• RAW DATA:
========================
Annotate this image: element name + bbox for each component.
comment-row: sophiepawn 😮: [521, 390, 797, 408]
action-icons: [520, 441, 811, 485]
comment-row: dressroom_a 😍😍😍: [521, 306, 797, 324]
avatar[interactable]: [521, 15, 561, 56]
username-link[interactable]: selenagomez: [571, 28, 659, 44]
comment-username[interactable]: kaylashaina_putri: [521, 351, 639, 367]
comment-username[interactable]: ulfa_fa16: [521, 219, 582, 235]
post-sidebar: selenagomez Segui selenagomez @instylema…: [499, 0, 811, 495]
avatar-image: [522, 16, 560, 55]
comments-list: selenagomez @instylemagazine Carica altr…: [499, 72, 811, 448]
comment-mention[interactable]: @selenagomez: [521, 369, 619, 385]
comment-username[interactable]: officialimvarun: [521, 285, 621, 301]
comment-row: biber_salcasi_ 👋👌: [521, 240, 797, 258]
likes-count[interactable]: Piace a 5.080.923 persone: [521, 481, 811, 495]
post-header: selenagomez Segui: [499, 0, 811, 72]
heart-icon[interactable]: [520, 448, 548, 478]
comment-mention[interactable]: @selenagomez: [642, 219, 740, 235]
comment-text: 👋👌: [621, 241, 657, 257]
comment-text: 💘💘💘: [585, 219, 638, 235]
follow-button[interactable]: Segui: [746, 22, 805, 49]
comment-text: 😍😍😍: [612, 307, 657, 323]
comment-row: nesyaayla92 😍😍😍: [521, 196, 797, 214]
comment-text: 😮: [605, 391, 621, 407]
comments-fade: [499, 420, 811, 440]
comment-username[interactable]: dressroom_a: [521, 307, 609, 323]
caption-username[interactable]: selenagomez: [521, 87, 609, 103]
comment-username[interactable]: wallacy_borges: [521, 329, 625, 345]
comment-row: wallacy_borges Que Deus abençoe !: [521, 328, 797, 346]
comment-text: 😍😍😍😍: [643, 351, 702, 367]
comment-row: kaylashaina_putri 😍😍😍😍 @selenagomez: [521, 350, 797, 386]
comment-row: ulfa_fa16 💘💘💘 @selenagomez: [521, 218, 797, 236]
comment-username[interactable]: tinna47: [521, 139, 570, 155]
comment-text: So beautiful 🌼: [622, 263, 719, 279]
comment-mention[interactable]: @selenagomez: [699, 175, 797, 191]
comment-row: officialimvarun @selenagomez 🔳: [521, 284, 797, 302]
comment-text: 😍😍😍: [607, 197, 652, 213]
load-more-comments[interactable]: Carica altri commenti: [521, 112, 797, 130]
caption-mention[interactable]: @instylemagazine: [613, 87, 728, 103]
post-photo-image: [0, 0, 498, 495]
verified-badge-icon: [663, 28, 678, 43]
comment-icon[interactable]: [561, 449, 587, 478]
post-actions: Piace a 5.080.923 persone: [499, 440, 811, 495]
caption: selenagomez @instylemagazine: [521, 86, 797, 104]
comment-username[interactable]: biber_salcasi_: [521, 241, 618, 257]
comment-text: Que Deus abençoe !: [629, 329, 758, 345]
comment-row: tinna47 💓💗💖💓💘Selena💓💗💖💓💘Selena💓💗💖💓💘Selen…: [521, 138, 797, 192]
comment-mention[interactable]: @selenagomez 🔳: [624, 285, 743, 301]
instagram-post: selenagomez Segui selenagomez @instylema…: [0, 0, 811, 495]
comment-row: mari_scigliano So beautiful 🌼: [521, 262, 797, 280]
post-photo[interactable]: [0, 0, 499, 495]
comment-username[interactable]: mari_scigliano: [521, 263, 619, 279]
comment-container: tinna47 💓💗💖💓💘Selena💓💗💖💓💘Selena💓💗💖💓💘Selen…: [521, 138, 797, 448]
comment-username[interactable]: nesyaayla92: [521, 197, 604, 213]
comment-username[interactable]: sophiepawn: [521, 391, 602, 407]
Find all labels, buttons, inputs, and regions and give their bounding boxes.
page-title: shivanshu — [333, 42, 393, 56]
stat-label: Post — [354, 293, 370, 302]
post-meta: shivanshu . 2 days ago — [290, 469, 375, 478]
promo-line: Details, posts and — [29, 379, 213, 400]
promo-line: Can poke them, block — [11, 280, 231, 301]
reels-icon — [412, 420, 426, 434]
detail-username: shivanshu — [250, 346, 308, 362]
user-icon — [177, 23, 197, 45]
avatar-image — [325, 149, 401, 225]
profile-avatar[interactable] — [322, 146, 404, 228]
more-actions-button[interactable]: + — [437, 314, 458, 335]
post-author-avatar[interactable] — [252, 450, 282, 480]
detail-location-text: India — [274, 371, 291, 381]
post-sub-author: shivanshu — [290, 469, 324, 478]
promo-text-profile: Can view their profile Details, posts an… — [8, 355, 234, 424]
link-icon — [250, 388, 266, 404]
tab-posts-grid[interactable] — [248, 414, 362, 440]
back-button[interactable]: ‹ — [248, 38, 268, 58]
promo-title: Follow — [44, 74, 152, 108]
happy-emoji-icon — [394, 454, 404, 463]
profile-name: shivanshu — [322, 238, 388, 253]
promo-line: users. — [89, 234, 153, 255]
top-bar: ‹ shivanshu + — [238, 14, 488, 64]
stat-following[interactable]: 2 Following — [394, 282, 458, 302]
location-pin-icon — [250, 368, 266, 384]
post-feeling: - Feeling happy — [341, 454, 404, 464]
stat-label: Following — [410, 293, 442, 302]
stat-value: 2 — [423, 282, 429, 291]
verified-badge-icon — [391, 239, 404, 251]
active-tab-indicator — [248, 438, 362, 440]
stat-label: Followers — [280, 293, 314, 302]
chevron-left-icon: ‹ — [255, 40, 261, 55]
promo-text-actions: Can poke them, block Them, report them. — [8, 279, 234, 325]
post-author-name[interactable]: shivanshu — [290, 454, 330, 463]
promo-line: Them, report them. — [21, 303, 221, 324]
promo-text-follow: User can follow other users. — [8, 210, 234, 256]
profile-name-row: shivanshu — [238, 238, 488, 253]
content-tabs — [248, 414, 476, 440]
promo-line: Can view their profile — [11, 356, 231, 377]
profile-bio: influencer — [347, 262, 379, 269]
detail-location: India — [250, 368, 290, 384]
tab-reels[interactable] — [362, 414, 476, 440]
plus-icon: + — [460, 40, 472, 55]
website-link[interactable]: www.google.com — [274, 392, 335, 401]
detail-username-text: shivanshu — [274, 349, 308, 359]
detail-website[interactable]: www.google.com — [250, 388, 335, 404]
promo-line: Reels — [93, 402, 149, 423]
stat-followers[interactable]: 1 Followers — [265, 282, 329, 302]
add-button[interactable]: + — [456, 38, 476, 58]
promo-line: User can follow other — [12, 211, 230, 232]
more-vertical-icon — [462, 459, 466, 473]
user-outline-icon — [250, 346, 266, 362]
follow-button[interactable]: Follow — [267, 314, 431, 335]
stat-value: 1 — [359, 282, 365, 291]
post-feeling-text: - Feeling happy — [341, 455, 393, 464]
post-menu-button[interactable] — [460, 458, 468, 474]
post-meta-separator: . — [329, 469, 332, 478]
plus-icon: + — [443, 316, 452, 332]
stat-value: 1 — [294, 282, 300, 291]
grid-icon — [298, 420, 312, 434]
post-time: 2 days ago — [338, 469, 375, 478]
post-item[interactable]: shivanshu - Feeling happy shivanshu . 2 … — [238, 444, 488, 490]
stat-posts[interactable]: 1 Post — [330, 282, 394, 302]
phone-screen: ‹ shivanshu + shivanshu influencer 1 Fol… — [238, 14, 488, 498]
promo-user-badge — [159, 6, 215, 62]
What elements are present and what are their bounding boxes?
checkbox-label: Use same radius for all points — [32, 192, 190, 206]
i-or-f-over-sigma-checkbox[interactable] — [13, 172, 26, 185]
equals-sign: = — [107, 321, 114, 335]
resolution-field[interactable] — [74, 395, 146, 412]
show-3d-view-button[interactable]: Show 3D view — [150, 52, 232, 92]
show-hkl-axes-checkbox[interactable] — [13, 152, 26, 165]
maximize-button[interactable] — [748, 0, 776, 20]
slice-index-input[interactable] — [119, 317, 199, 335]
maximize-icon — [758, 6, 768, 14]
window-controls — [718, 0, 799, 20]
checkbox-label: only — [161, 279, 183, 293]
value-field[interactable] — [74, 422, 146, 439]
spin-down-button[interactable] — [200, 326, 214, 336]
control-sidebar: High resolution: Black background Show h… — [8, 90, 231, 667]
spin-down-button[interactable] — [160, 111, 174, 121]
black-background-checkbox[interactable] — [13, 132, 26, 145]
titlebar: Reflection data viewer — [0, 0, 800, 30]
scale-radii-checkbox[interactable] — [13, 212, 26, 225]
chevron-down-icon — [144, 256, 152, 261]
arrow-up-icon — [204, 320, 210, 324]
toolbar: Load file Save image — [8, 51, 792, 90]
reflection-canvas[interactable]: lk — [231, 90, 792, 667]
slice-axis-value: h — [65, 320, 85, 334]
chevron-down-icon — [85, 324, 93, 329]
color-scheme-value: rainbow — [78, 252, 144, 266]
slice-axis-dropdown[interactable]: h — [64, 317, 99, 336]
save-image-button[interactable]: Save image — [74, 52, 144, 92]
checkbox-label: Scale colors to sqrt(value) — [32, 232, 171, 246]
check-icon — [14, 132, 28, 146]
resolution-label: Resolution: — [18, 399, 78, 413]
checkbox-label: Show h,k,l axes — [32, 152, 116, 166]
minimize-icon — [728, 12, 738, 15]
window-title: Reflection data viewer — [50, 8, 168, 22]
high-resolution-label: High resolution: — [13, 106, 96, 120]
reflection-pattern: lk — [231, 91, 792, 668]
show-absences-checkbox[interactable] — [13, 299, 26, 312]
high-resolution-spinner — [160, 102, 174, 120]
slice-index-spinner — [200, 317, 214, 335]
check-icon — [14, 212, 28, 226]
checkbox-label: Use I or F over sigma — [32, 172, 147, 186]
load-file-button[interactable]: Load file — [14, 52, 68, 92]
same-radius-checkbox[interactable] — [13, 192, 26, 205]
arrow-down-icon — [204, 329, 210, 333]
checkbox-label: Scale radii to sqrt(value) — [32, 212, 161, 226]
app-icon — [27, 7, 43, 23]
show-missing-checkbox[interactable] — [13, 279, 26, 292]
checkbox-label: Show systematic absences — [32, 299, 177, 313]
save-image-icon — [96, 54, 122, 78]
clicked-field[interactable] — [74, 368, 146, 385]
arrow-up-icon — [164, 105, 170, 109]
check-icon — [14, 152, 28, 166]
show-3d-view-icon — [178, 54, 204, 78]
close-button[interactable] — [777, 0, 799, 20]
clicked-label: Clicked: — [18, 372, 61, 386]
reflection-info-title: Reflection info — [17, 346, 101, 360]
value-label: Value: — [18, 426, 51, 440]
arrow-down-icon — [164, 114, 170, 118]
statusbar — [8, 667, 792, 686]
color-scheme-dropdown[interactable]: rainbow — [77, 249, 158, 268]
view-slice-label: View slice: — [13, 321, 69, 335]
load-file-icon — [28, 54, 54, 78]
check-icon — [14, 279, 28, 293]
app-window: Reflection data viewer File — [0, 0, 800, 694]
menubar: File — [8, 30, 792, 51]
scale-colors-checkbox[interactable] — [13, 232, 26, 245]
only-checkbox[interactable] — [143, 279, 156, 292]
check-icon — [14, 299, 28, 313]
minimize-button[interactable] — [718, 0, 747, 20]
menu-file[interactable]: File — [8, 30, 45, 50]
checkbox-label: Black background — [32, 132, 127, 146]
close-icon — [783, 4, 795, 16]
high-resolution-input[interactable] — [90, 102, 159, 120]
========================
• EXERCISE DIRECTIONS: Extract, word for word, the lines of the listing starting at its first line and ending at the line that contains "avatar[interactable]: [521, 15, 561, 56]", with both of those lines included.

• FULL ANSWER:
Annotate this image: element name + bbox for each component.
comment-row: sophiepawn 😮: [521, 390, 797, 408]
action-icons: [520, 441, 811, 485]
comment-row: dressroom_a 😍😍😍: [521, 306, 797, 324]
avatar[interactable]: [521, 15, 561, 56]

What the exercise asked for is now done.